Activity A
In the news excerpt about southern Lebanon, shorten the paragraph that begins "Last Sunday people came to us" and keep its main facts.
Activity B
Decide whether each statement agrees with the news excerpt about southern Lebanon. Answer yes or no, and quote the deciding words. (i) Khuder Gazali was thirty-six years old. (ii) The second ambulance that tried to rescue Gazali got through safely. (iii) Gazali's ambulance was hit by a rocket from an Israeli Apache helicopter.
Activity C
According to the news excerpt about southern Lebanon, in which hospital was Khuder Gazali speaking from his bed?

Text section
----------------

UPDATE 1: Lebanese tell Dahr Jamail about the consequences of the IDF's war upon the civilian population of southern Lebanon:
Wounded people from southern Lebanon narrate countless instances of indiscriminate attacks by the Israeli military.
Thirty-six-year-old Khuder Gazali, an ambulance driver whose arm was blown off by an Israeli rocket, told IPS that his ambulance was hit while trying to rescue civilians whose home had just been bombed.
"Last Sunday people came to us and asked us to go help some people after their home was bombed by the Israelis," he said from his bed in Hamoudi Hospital in Sidon, the largest city in southern Lebanon. "We found one of them, without his legs, lying in a garden, so we tried to take him to the nearest hospital."
On the way to the hospital, an Israeli Apache helicopter hit his ambulance with a rocket, severely injuring him and the four people in the back of the vehicle, he said.
"So then another ambulance tried to reach us to rescue us, but it too was bombed by an Apache, killing everyone inside it," he said. "Then it was a third ambulance which finally managed to rescue us."

----------------

Record set
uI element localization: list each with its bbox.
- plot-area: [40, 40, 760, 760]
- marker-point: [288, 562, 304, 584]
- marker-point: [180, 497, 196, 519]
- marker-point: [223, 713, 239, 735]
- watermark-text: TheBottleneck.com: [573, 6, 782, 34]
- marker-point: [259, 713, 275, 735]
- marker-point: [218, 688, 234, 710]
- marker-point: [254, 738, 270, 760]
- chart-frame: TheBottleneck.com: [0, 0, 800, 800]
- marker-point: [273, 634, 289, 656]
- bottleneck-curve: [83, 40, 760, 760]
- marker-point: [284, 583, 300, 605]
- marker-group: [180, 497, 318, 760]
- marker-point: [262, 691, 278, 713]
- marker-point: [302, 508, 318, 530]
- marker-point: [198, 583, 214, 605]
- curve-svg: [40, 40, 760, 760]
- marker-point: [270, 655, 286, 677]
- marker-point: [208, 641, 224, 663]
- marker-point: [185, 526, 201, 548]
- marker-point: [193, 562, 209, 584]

----------------

Reply A
From his bed in Hamoudi Hospital in Sidon, the largest city in southern Lebanon, Gazali said that last Sunday people asked his crew to help victims of an Israeli bombing of their home. They found one man, without his legs, lying in a garden and tried to take him to the nearest hospital.

Reply B
(i) Yes: "Thirty-six-year-old Khuder Gazali"
(ii) No: "but it too was bombed by an Apache, killing everyone inside it"
(iii) Yes: "an Israeli Apache helicopter hit his ambulance with a rocket"

Reply C
Hamoudi Hospital in Sidon.